**The task**
Please reproduce the items below word for word, leaving out the pictures.

**Records for this exercise**
* START *

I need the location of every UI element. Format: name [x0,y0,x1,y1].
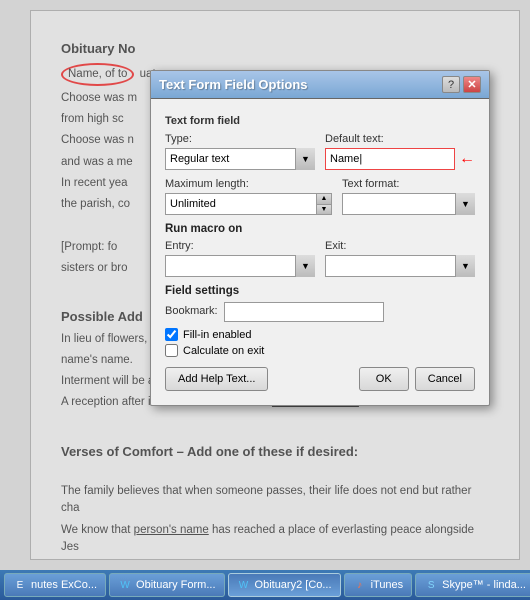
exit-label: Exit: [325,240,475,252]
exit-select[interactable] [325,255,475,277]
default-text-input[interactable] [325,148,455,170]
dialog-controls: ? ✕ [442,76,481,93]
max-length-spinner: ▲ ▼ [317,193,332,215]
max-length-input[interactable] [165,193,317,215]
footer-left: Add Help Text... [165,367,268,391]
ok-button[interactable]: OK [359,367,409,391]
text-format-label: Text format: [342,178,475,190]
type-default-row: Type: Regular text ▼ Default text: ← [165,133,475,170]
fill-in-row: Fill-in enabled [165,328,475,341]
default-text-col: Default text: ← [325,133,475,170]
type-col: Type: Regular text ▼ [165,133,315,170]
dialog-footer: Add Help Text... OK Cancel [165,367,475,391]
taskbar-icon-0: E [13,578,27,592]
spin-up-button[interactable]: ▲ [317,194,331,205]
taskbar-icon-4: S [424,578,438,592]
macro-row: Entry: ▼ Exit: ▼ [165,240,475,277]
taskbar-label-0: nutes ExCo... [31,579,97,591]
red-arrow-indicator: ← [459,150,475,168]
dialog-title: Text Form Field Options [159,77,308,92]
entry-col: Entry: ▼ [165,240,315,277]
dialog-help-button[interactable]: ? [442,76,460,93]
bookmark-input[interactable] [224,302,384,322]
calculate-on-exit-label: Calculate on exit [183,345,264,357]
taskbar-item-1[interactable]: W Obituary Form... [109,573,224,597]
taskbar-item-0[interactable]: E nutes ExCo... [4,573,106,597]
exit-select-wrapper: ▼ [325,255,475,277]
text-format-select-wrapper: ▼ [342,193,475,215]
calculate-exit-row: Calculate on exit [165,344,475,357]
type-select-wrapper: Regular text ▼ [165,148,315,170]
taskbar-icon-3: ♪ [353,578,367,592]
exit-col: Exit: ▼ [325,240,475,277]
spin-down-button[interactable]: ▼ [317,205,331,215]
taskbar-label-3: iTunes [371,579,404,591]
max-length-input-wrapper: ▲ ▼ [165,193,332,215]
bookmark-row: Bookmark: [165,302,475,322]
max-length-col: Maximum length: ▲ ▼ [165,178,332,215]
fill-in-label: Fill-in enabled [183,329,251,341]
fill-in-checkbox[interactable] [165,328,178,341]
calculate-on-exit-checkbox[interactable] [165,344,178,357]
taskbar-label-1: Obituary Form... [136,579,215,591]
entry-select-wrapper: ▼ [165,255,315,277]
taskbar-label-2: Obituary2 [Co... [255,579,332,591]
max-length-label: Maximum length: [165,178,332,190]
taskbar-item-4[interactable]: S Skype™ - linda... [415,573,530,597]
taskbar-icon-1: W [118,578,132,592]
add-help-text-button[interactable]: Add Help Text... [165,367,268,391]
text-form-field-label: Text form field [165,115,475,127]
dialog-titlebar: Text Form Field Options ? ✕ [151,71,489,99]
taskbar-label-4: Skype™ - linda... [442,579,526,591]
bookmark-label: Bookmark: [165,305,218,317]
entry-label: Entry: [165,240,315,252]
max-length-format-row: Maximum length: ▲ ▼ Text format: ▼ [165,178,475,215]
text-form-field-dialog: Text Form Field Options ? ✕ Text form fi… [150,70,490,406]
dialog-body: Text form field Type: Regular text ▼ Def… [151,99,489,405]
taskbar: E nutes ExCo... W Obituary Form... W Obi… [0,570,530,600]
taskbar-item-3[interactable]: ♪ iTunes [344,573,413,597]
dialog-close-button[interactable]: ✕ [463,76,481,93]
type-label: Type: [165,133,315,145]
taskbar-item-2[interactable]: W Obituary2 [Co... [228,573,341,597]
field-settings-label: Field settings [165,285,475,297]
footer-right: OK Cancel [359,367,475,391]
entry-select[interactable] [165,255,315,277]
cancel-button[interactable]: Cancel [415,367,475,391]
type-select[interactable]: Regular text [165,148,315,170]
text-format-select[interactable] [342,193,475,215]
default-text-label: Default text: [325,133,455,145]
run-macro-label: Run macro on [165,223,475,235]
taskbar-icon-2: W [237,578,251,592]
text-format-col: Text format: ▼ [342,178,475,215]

* END *

**The response**
I need the location of every UI element. Format: name [x0,y0,x1,y1].
exit-label: Exit: [325,240,475,252]
exit-select[interactable] [325,255,475,277]
default-text-input[interactable] [325,148,455,170]
dialog-controls: ? ✕ [442,76,481,93]
max-length-spinner: ▲ ▼ [317,193,332,215]
max-length-input[interactable] [165,193,317,215]
footer-left: Add Help Text... [165,367,268,391]
ok-button[interactable]: OK [359,367,409,391]
text-format-label: Text format: [342,178,475,190]
type-default-row: Type: Regular text ▼ Default text: ← [165,133,475,170]
fill-in-row: Fill-in enabled [165,328,475,341]
default-text-col: Default text: ← [325,133,475,170]
type-col: Type: Regular text ▼ [165,133,315,170]
dialog-footer: Add Help Text... OK Cancel [165,367,475,391]
taskbar-icon-0: E [13,578,27,592]
spin-up-button[interactable]: ▲ [317,194,331,205]
taskbar-icon-4: S [424,578,438,592]
macro-row: Entry: ▼ Exit: ▼ [165,240,475,277]
taskbar-label-0: nutes ExCo... [31,579,97,591]
red-arrow-indicator: ← [459,150,475,168]
dialog-title: Text Form Field Options [159,77,308,92]
entry-col: Entry: ▼ [165,240,315,277]
dialog-help-button[interactable]: ? [442,76,460,93]
bookmark-input[interactable] [224,302,384,322]
calculate-on-exit-label: Calculate on exit [183,345,264,357]
taskbar-item-1[interactable]: W Obituary Form... [109,573,224,597]
taskbar-item-0[interactable]: E nutes ExCo... [4,573,106,597]
exit-select-wrapper: ▼ [325,255,475,277]
text-format-select-wrapper: ▼ [342,193,475,215]
calculate-exit-row: Calculate on exit [165,344,475,357]
type-select-wrapper: Regular text ▼ [165,148,315,170]
taskbar-icon-3: ♪ [353,578,367,592]
exit-col: Exit: ▼ [325,240,475,277]
spin-down-button[interactable]: ▼ [317,205,331,215]
taskbar-label-3: iTunes [371,579,404,591]
max-length-input-wrapper: ▲ ▼ [165,193,332,215]
bookmark-row: Bookmark: [165,302,475,322]
max-length-col: Maximum length: ▲ ▼ [165,178,332,215]
fill-in-label: Fill-in enabled [183,329,251,341]
fill-in-checkbox[interactable] [165,328,178,341]
calculate-on-exit-checkbox[interactable] [165,344,178,357]
taskbar-label-1: Obituary Form... [136,579,215,591]
entry-select-wrapper: ▼ [165,255,315,277]
taskbar-label-2: Obituary2 [Co... [255,579,332,591]
max-length-label: Maximum length: [165,178,332,190]
taskbar-item-4[interactable]: S Skype™ - linda... [415,573,530,597]
taskbar-icon-1: W [118,578,132,592]
add-help-text-button[interactable]: Add Help Text... [165,367,268,391]
text-form-field-label: Text form field [165,115,475,127]
dialog-titlebar: Text Form Field Options ? ✕ [151,71,489,99]
taskbar-label-4: Skype™ - linda... [442,579,526,591]
bookmark-label: Bookmark: [165,305,218,317]
entry-label: Entry: [165,240,315,252]
max-length-format-row: Maximum length: ▲ ▼ Text format: ▼ [165,178,475,215]
text-form-field-dialog: Text Form Field Options ? ✕ Text form fi… [150,70,490,406]
dialog-body: Text form field Type: Regular text ▼ Def… [151,99,489,405]
taskbar: E nutes ExCo... W Obituary Form... W Obi… [0,570,530,600]
taskbar-item-3[interactable]: ♪ iTunes [344,573,413,597]
dialog-close-button[interactable]: ✕ [463,76,481,93]
type-label: Type: [165,133,315,145]
taskbar-item-2[interactable]: W Obituary2 [Co... [228,573,341,597]
field-settings-label: Field settings [165,285,475,297]
footer-right: OK Cancel [359,367,475,391]
entry-select[interactable] [165,255,315,277]
cancel-button[interactable]: Cancel [415,367,475,391]
type-select[interactable]: Regular text [165,148,315,170]
text-format-select[interactable] [342,193,475,215]
default-text-label: Default text: [325,133,455,145]
run-macro-label: Run macro on [165,223,475,235]
taskbar-icon-2: W [237,578,251,592]
text-format-col: Text format: ▼ [342,178,475,215]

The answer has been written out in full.